* **What is being asked**
Read the lines that follow and tally those with the word "this"; give the number and nothing else.

* start Exercise material *

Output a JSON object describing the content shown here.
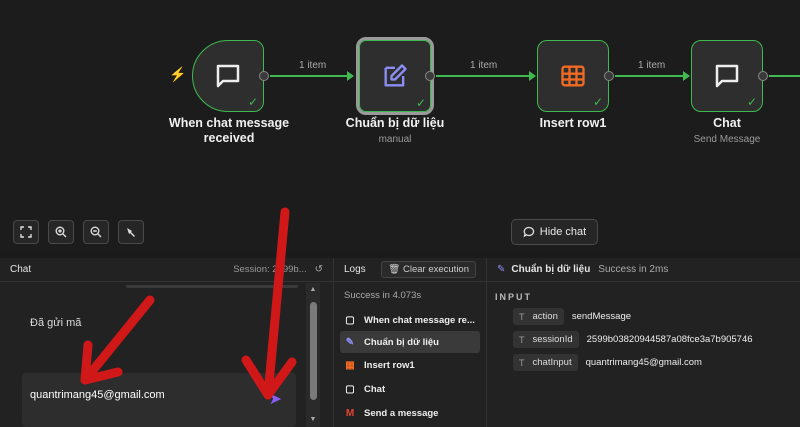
{
  "workflow": {
    "nodes": [
      {
        "title": "When chat message received",
        "subtitle": "",
        "icon": "chat-icon"
      },
      {
        "title": "Chuẩn bị dữ liệu",
        "subtitle": "manual",
        "icon": "edit-icon"
      },
      {
        "title": "Insert row1",
        "subtitle": "",
        "icon": "table-icon"
      },
      {
        "title": "Chat",
        "subtitle": "Send Message",
        "icon": "chat-icon"
      }
    ],
    "connection_labels": [
      "1 item",
      "1 item",
      "1 item"
    ]
  },
  "toolbar": {
    "hide_chat_label": "Hide chat"
  },
  "chat": {
    "title": "Chat",
    "session": "Session: 2599b...",
    "message": "Đã gửi mã",
    "input_value": "quantrimang45@gmail.com"
  },
  "logs": {
    "title": "Logs",
    "clear_label": "Clear execution",
    "success_text": "Success in 4.073s",
    "items": [
      {
        "label": "When chat message re...",
        "icon": "chat-icon"
      },
      {
        "label": "Chuẩn bị dữ liệu",
        "icon": "edit-icon"
      },
      {
        "label": "Insert row1",
        "icon": "table-icon"
      },
      {
        "label": "Chat",
        "icon": "chat-icon"
      },
      {
        "label": "Send a message",
        "icon": "gmail-icon"
      }
    ]
  },
  "detail": {
    "node_name": "Chuẩn bị dữ liệu",
    "status": "Success in 2ms",
    "section": "INPUT",
    "fields": [
      {
        "key": "action",
        "value": "sendMessage"
      },
      {
        "key": "sessionId",
        "value": "2599b03820944587a08fce3a7b905746"
      },
      {
        "key": "chatInput",
        "value": "quantrimang45@gmail.com"
      }
    ]
  },
  "colors": {
    "success": "#3fb950",
    "trigger_bolt": "#f26b22",
    "edit_icon": "#8b8ff5",
    "table_icon": "#f26b22",
    "send_icon": "#8a5cf6",
    "annotation_red": "#d01818"
  }
}
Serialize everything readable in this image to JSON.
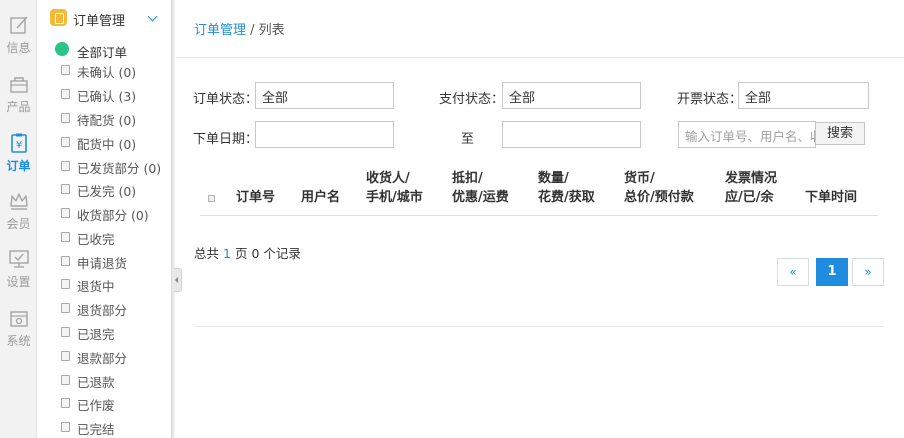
{
  "rail": [
    {
      "label": "信息",
      "icon": "edit-icon"
    },
    {
      "label": "产品",
      "icon": "bag-icon"
    },
    {
      "label": "订单",
      "icon": "order-icon",
      "active": true
    },
    {
      "label": "会员",
      "icon": "crown-icon"
    },
    {
      "label": "设置",
      "icon": "monitor-check-icon"
    },
    {
      "label": "系统",
      "icon": "gear-box-icon"
    }
  ],
  "submenu": {
    "title": "订单管理",
    "items": [
      "全部订单",
      "未确认 (0)",
      "已确认 (3)",
      "待配货 (0)",
      "配货中 (0)",
      "已发货部分 (0)",
      "已发完 (0)",
      "收货部分 (0)",
      "已收完",
      "申请退货",
      "退货中",
      "退货部分",
      "已退完",
      "退款部分",
      "已退款",
      "已作废",
      "已完结"
    ]
  },
  "breadcrumb": {
    "link": "订单管理",
    "separator": " / ",
    "current": "列表"
  },
  "filters": {
    "order_status_label": "订单状态：",
    "order_status_value": "全部",
    "pay_status_label": "支付状态：",
    "pay_status_value": "全部",
    "invoice_status_label": "开票状态：",
    "invoice_status_value": "全部",
    "date_label": "下单日期：",
    "date_to": "至",
    "search_placeholder": "输入订单号、用户名、收",
    "search_button": "搜索"
  },
  "table": {
    "headers": [
      [
        "订单号"
      ],
      [
        "用户名"
      ],
      [
        "收货人/",
        "手机/城市"
      ],
      [
        "抵扣/",
        "优惠/运费"
      ],
      [
        "数量/",
        "花费/获取"
      ],
      [
        "货币/",
        "总价/预付款"
      ],
      [
        "发票情况",
        "应/已/余"
      ],
      [
        "下单时间"
      ]
    ]
  },
  "summary": {
    "prefix": "总共",
    "pages": "1",
    "middle": "页",
    "records": "0",
    "suffix": "个记录"
  },
  "pagination": {
    "prev": "«",
    "current": "1",
    "next": "»"
  },
  "colors": {
    "accent": "#1f8ce0",
    "menu_title_icon": "#f5b93a",
    "all_orders_icon": "#2cc38b"
  }
}
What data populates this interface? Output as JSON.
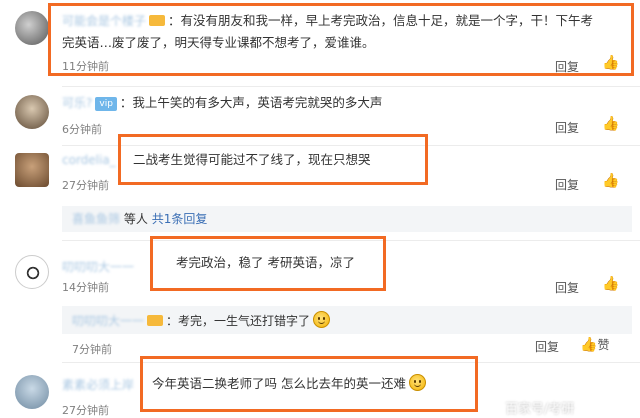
{
  "comments": [
    {
      "username": "可能会是个楼子",
      "text_line1": "：有没有朋友和我一样，早上考完政治，信息十足，就是一个字，干！下午考",
      "text_line2": "完英语…废了废了，明天得专业课都不想考了，爱谁谁。",
      "time": "11分钟前",
      "reply": "回复"
    },
    {
      "username": "可乐?",
      "text": "：我上午笑的有多大声，英语考完就哭的多大声",
      "time": "6分钟前",
      "reply": "回复"
    },
    {
      "username": "cordelia_",
      "text": "二战考生觉得可能过不了线了，现在只想哭",
      "time": "27分钟前",
      "reply": "回复",
      "sub_user": "喜鱼鱼筛",
      "sub_text": "等人",
      "sub_link": "共1条回复"
    },
    {
      "username": "叨叨叨大一一",
      "text": "考完政治，稳了 考研英语，凉了",
      "time": "14分钟前",
      "reply": "回复",
      "sub_user": "叨叨叨大一一",
      "sub_text": "：考完，一生气还打错字了",
      "sub_time": "7分钟前",
      "sub_reply": "回复",
      "sub_like": "赞"
    },
    {
      "username": "素素必须上岸",
      "text": "今年英语二换老师了吗 怎么比去年的英一还难",
      "time": "27分钟前"
    }
  ],
  "watermark": "百家号/考研",
  "icons": [
    "thumb-up-icon",
    "smiley-icon",
    "vip-badge-icon"
  ]
}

* end Exercise material *

* **Answer in full**
2